** Start of EXTRACTED INFORMATION **

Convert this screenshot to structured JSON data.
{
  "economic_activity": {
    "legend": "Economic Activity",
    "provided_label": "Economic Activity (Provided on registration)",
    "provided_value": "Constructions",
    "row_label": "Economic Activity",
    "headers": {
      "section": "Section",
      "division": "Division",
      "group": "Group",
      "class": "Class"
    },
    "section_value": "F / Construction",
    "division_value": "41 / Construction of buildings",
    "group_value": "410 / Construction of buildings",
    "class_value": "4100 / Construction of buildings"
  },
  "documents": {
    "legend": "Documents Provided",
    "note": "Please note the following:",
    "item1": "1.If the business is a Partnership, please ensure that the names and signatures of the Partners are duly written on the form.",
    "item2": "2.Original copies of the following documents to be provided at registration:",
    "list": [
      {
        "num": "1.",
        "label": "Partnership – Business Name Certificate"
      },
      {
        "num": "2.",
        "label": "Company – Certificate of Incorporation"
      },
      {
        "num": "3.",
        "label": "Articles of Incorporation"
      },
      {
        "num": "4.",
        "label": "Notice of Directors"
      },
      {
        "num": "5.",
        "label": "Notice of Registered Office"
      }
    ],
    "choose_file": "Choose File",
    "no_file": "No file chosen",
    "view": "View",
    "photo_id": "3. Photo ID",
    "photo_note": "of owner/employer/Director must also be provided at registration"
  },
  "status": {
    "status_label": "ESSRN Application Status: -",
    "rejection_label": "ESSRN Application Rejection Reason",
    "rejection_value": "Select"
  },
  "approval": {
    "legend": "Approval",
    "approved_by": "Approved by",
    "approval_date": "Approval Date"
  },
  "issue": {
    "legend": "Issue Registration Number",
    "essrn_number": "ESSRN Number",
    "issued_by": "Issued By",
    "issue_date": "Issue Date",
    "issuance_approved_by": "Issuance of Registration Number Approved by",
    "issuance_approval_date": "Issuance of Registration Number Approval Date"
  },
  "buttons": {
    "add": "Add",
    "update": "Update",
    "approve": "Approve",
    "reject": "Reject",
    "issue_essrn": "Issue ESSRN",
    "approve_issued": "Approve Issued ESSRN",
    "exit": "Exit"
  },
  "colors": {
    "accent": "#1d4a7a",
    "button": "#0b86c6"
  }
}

** End of EXTRACTED INFORMATION **

**CHALLENGE**
Look through the entries and find each line that has the string "buildings". Copy those lines.

**TASK SOLUTION**
    "division_value": "41 / Construction of buildings",
    "group_value": "410 / Construction of buildings",
    "class_value": "4100 / Construction of buildings"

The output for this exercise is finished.